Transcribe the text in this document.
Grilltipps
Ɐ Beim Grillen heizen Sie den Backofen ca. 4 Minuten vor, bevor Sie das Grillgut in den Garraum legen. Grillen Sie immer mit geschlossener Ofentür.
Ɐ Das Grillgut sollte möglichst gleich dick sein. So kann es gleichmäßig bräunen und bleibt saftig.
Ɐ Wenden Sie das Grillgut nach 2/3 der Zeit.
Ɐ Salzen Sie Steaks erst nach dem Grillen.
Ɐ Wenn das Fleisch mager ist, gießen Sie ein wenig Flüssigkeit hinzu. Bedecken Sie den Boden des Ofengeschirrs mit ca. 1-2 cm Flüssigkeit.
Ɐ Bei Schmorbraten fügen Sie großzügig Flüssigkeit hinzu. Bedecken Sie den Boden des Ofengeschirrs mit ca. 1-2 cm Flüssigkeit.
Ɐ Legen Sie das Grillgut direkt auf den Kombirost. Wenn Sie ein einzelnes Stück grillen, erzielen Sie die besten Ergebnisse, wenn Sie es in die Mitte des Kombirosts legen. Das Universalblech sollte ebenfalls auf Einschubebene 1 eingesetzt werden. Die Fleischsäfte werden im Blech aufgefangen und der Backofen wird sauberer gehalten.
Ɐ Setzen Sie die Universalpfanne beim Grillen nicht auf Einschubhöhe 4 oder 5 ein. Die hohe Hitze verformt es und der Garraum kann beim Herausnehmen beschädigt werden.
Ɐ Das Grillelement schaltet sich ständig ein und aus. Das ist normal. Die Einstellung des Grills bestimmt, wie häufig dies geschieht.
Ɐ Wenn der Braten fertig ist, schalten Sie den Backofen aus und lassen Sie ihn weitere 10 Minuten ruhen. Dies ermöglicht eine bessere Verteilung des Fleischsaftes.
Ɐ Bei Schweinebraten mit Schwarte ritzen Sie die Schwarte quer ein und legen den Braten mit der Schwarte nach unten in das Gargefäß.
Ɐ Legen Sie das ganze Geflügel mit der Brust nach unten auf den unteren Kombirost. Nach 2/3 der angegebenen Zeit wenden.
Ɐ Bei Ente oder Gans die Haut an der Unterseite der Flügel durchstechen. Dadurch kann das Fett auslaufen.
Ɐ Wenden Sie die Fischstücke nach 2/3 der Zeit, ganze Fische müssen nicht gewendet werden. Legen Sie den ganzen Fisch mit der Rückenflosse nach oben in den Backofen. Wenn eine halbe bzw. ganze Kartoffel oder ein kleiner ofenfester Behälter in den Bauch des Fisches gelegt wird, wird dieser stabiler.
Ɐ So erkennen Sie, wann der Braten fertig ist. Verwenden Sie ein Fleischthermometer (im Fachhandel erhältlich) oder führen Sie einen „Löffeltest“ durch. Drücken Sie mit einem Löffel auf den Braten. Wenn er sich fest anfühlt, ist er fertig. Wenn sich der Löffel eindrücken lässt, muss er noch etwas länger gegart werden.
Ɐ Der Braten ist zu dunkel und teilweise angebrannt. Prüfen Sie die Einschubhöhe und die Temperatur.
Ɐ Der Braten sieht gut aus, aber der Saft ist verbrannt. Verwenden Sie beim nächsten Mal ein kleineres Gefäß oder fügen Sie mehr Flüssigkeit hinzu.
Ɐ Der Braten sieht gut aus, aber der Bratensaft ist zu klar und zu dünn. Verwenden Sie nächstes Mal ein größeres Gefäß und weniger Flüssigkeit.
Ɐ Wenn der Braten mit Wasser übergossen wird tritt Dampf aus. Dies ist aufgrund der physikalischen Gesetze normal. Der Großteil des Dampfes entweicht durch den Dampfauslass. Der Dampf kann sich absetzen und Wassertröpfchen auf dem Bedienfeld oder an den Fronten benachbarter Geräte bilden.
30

________________________________________

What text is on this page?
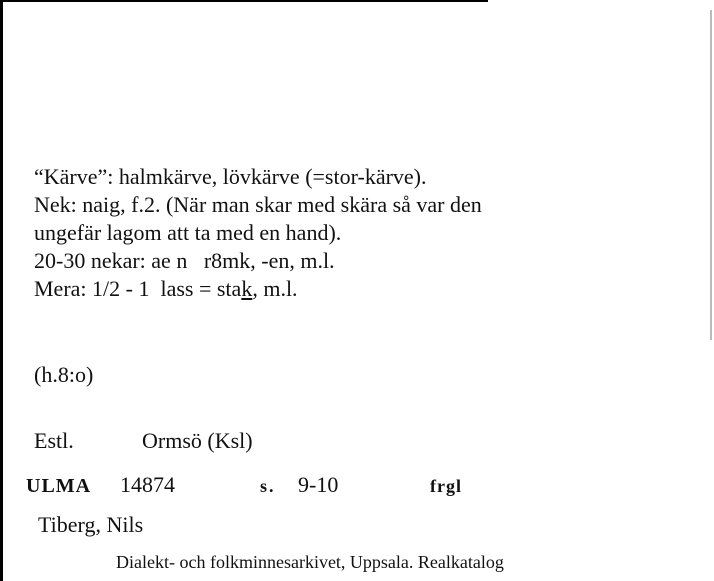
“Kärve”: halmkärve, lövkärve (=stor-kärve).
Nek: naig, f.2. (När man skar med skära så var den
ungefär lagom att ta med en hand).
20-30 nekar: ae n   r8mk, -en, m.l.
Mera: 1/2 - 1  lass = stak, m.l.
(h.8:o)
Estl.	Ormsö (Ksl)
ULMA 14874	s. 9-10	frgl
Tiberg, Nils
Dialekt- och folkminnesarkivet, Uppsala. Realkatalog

________________________________________

Goal —
Copy each line of the entries that includes the word "Grillgut".

The solution —
Ɐ Beim Grillen heizen Sie den Backofen ca. 4 Minuten vor, bevor Sie das Grillgut in den Garraum legen. Grillen Sie immer mit geschlossener Ofentür.
Ɐ Das Grillgut sollte möglichst gleich dick sein. So kann es gleichmäßig bräunen und bleibt saftig.
Ɐ Wenden Sie das Grillgut nach 2/3 der Zeit.
Ɐ Legen Sie das Grillgut direkt auf den Kombirost. Wenn Sie ein einzelnes Stück grillen, erzielen Sie die besten Ergebnisse, wenn Sie es in die Mitte des Kombirosts legen. Das Universalblech sollte ebenfalls auf Einschubebene 1 eingesetzt werden. Die Fleischsäfte werden im Blech aufgefangen und der Backofen wird sauberer gehalten.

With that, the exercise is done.